● **Directions**:
Quote each record exactly, please, leaving none out.

----- Given data

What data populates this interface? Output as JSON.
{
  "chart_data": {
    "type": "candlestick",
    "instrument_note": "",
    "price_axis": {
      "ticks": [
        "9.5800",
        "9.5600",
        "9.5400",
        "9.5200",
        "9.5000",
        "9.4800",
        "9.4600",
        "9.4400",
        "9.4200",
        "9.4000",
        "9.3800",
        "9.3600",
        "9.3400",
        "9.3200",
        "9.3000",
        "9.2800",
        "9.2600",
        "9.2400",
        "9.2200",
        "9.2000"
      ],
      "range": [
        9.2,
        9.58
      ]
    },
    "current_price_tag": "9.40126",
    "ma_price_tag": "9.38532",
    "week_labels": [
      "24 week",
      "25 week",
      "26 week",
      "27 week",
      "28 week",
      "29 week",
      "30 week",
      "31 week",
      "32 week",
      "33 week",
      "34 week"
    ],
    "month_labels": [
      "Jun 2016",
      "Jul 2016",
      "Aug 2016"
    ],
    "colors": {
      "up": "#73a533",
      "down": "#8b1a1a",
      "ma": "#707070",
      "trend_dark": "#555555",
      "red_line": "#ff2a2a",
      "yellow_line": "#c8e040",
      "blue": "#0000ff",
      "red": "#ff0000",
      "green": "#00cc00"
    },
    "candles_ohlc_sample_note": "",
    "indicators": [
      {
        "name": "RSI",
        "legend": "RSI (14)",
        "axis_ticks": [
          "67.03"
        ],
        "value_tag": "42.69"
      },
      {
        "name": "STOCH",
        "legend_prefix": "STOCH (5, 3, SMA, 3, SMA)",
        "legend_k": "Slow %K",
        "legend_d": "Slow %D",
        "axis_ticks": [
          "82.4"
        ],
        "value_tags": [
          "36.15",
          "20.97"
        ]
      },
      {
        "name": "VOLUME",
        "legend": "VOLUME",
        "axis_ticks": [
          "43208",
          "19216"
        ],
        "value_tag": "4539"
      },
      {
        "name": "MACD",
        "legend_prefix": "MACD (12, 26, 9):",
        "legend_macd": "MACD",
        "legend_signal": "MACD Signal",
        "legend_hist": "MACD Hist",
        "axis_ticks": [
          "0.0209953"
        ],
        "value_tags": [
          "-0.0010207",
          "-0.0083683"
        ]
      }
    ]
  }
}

----------

● **Exercise answer**:
What data populates this interface? Output as JSON.
{
  "chart_data": {
    "type": "candlestick",
    "instrument_note": "",
    "price_axis": {
      "ticks": [
        "9.5800",
        "9.5600",
        "9.5400",
        "9.5200",
        "9.5000",
        "9.4800",
        "9.4600",
        "9.4400",
        "9.4200",
        "9.4000",
        "9.3800",
        "9.3600",
        "9.3400",
        "9.3200",
        "9.3000",
        "9.2800",
        "9.2600",
        "9.2400",
        "9.2200",
        "9.2000"
      ],
      "range": [
        9.2,
        9.58
      ]
    },
    "current_price_tag": "9.40126",
    "ma_price_tag": "9.38532",
    "week_labels": [
      "24 week",
      "25 week",
      "26 week",
      "27 week",
      "28 week",
      "29 week",
      "30 week",
      "31 week",
      "32 week",
      "33 week",
      "34 week"
    ],
    "month_labels": [
      "Jun 2016",
      "Jul 2016",
      "Aug 2016"
    ],
    "colors": {
      "up": "#73a533",
      "down": "#8b1a1a",
      "ma": "#707070",
      "trend_dark": "#555555",
      "red_line": "#ff2a2a",
      "yellow_line": "#c8e040",
      "blue": "#0000ff",
      "red": "#ff0000",
      "green": "#00cc00"
    },
    "candles_ohlc_sample_note": "",
    "indicators": [
      {
        "name": "RSI",
        "legend": "RSI (14)",
        "axis_ticks": [
          "67.03"
        ],
        "value_tag": "42.69"
      },
      {
        "name": "STOCH",
        "legend_prefix": "STOCH (5, 3, SMA, 3, SMA)",
        "legend_k": "Slow %K",
        "legend_d": "Slow %D",
        "axis_ticks": [
          "82.4"
        ],
        "value_tags": [
          "36.15",
          "20.97"
        ]
      },
      {
        "name": "VOLUME",
        "legend": "VOLUME",
        "axis_ticks": [
          "43208",
          "19216"
        ],
        "value_tag": "4539"
      },
      {
        "name": "MACD",
        "legend_prefix": "MACD (12, 26, 9):",
        "legend_macd": "MACD",
        "legend_signal": "MACD Signal",
        "legend_hist": "MACD Hist",
        "axis_ticks": [
          "0.0209953"
        ],
        "value_tags": [
          "-0.0010207",
          "-0.0083683"
        ]
      }
    ]
  }
}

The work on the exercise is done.